--- BEGIN DOCUMENT EXCERPT ---
Assistant Examiner: Koehler; Robert R.
Attorney, Agent or Firm: Sughrue, Mion, Zinn, Macpeak & Seas
Claims
What is claimed is:
1. A method for producing a support for a planographic printing plate,
which comprises after continuous casting an aluminum plate having a
thickness of not more than 3 mm from molten aluminum by a twin roller
continuous casting method, heat-treating the aluminum plate at a
temperature of at least 300.degree. C. with a temperature raising speed of
at least 1.degree. C./second, and then reducing the thickness of the plate
to 0.5 mm or less by cold rolling.
2. The method of producing a support for a planographic printing plate as
claimed in claim 1, wherein the continuous casting method is carried out
by twin belt continuous casting and hot rolling molten aluminum.
Description
FIELD OF THE INVENTION
The present invention relates to a method of producing a support for
planographic printing plate and more particularly relates to a method of
producing an aluminum support which is superior in an electrolytically
graining property.
BACKGROUND OF THE INVENTION
As an aluminum support for printing plate, particularly for offset printing
plate there is used an aluminum plate (including aluminum alloy plate).
In general, an aluminum plate to be used as a support for offset printing
plate needs to have a proper adhesion to a photographic light-sensitive
material and a proper water retention.
The surface of the aluminum plate should be uniformly and finely grained to
meet the aforesaid requirements. This graining process largely affects a
printing performance and a durability of the printing plate upon the
printing process following manufacture of the plate. Thus, it is important
for the manufacture of the plate whether such graining is satisfactory or
not.
In general, an alternating current electrolytic graining method is used as
the method of graining an aluminum support for a printing plate. There are
a variety of suitable alternating currents, for example, a normal
alternating waveform such as a sinewaveform, a special alternating
waveform such as a squarewaveform, and the like. When the aluminum support
is grained by alternating current supplied between the aluminum plate and
an opposite electrode such as a graphite electrode, this graining is
usually conducted only one time, as the result of which, the depth of pits
formed by the graining is small over the whole surface thereof. Also, the
durability of the grained printing plate during printing will deteriorate.
Therefore, in order to obtain a uniformly and closely grained aluminum
plate satisfying the requirement of a printing plate with deep pits as
compared with their diameters, a variety of methods have been proposed as
follows.
--- END DOCUMENT EXCERPT ---
**WRITTEN INSTRUCTION 1**
Convert the saved data entries, everything from the start down to the line containing "- grid-floor-y: [164, 226, 361, 263]", into a JSON list of strings with one string per line and blank lines omitted.
--- BEGIN EXCERPTED RECORDS ---
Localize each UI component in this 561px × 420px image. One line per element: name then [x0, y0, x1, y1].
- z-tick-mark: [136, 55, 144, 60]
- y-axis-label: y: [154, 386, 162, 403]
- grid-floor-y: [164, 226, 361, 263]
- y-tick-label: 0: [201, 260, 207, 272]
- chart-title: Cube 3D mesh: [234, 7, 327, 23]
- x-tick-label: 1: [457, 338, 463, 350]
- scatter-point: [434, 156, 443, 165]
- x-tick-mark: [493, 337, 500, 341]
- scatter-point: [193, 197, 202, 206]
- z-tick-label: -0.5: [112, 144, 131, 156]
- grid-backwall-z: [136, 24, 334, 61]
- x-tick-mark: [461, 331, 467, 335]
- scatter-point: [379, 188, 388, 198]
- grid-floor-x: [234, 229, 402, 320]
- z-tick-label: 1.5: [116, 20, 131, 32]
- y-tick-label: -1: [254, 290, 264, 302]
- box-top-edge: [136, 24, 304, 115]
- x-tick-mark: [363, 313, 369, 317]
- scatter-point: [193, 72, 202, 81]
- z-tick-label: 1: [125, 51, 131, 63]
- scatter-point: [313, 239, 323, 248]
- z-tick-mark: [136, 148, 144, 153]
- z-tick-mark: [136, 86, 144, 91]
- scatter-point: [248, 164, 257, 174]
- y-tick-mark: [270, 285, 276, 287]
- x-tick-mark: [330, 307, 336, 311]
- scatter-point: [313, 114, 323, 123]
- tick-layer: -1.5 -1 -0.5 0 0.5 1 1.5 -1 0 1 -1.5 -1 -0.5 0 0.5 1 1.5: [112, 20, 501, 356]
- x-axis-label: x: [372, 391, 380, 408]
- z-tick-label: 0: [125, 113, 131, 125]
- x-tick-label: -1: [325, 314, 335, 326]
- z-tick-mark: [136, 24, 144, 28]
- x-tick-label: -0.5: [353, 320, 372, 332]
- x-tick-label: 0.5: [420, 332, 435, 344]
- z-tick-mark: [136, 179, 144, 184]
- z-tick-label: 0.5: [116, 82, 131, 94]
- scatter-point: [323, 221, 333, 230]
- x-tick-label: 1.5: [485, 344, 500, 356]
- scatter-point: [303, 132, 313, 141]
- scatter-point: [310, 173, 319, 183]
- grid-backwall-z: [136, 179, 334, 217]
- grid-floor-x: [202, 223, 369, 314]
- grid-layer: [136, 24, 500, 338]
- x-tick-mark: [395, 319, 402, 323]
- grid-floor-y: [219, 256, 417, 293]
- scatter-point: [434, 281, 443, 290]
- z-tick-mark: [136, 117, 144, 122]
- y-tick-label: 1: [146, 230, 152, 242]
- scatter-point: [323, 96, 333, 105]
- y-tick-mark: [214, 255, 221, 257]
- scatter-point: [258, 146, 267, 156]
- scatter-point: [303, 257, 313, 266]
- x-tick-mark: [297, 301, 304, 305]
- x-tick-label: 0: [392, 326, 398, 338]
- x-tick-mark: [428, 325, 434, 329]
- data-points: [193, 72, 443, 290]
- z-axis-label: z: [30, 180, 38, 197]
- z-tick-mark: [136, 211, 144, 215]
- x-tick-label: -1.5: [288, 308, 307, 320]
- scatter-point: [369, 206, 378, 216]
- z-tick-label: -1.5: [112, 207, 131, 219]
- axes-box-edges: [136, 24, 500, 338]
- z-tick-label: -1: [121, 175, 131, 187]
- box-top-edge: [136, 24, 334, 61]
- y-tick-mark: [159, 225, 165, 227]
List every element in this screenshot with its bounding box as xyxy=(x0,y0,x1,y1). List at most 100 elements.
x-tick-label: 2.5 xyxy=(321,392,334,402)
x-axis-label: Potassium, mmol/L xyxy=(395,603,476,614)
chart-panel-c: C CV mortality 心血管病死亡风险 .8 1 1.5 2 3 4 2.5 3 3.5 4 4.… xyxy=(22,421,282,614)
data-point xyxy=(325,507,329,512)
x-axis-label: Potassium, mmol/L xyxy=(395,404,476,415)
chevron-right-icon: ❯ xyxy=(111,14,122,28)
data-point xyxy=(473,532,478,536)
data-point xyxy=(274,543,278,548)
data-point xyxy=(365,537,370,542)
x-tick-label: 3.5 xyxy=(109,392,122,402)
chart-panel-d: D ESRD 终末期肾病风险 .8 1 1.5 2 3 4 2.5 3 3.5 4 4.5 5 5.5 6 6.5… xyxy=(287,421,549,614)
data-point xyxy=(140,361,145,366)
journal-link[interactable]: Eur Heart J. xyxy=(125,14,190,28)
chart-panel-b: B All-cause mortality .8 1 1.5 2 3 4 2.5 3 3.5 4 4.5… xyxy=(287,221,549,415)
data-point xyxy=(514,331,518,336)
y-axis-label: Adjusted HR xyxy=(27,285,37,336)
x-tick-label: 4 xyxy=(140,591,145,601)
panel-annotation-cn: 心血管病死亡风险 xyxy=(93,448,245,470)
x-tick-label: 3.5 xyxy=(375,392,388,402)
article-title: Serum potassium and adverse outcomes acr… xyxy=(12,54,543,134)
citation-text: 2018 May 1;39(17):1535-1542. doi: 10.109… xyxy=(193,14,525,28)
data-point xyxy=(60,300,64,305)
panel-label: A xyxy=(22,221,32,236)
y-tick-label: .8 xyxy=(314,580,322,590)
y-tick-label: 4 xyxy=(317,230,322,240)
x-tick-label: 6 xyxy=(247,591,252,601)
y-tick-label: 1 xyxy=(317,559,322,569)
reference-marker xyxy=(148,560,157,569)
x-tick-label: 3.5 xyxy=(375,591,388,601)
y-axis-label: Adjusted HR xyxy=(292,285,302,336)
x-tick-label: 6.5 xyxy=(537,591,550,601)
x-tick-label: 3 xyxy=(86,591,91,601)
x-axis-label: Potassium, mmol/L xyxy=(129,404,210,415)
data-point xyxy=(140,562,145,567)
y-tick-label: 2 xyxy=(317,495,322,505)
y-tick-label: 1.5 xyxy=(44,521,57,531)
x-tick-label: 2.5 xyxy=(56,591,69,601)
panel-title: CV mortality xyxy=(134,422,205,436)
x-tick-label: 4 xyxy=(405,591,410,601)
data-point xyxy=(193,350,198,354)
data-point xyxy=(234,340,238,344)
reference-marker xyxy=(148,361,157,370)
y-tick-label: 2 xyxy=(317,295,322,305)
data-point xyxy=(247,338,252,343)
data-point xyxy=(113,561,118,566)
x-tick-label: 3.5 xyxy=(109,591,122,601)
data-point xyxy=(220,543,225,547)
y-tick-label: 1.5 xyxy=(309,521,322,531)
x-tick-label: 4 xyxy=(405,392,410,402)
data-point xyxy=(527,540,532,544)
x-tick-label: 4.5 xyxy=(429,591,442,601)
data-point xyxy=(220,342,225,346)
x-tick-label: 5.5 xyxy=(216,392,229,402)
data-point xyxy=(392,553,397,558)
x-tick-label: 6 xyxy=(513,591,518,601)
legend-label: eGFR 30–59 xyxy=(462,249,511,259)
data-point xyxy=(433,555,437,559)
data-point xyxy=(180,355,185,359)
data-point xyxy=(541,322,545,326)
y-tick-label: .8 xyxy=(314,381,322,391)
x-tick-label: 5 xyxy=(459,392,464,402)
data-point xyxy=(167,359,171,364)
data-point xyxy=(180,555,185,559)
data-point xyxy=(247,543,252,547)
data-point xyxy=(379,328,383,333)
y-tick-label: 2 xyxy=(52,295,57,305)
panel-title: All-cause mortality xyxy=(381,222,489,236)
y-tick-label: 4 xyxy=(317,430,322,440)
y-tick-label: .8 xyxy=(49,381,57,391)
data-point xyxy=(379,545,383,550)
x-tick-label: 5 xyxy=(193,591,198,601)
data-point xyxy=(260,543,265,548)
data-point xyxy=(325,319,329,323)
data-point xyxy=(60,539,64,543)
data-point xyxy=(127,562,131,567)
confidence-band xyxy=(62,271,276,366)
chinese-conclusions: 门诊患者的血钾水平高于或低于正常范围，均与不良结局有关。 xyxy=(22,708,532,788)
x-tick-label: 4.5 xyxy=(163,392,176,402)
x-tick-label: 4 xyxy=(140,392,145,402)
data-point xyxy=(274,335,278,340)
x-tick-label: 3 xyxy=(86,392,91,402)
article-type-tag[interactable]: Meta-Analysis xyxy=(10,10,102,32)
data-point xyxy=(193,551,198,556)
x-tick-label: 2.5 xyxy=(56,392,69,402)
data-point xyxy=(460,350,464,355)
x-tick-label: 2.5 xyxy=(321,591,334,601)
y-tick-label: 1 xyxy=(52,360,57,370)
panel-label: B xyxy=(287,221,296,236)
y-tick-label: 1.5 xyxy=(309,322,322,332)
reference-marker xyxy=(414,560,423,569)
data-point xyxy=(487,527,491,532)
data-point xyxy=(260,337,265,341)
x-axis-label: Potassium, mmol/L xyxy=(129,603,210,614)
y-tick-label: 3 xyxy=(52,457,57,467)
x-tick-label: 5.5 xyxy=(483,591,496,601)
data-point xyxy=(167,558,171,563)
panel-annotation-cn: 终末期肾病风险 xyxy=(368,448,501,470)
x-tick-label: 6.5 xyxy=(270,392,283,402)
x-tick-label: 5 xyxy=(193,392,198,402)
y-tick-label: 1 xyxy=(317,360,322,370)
--- END EXCERPTED RECORDS ---
**WRITTEN INSTRUCTION 2**
Carry on the patent text on producing aluminum supports for planographic printing plates from where it stops.

**RESULT 1**
[
  "Localize each UI component in this 561px × 420px image. One line per element: name then [x0, y0, x1, y1].",
  "- z-tick-mark: [136, 55, 144, 60]",
  "- y-axis-label: y: [154, 386, 162, 403]",
  "- grid-floor-y: [164, 226, 361, 263]"
]

**RESULT 2**
One method is a graining method to use a current of particular waveform for
an electrolytic power source (JP-A-53-67507). (The term "JP-A" as used
herein means an "unexamined published Japanese patent application".)
Another method is to control a ratio between an electricity quantity of a
positive period and that of a negative period at the time of alternating
electrolytic graining (JP-A-54-65607). Still another method is to control
the waveform supplied from an electrolytic power source (JP-A-55-25381).
Finally, another method is directed to a combination of current density
(JP-A-56-29699).
Further, known is a graining method using a combination of an AC
electrolytic etching method with a mechanical graining method
(JP-A-55-142695).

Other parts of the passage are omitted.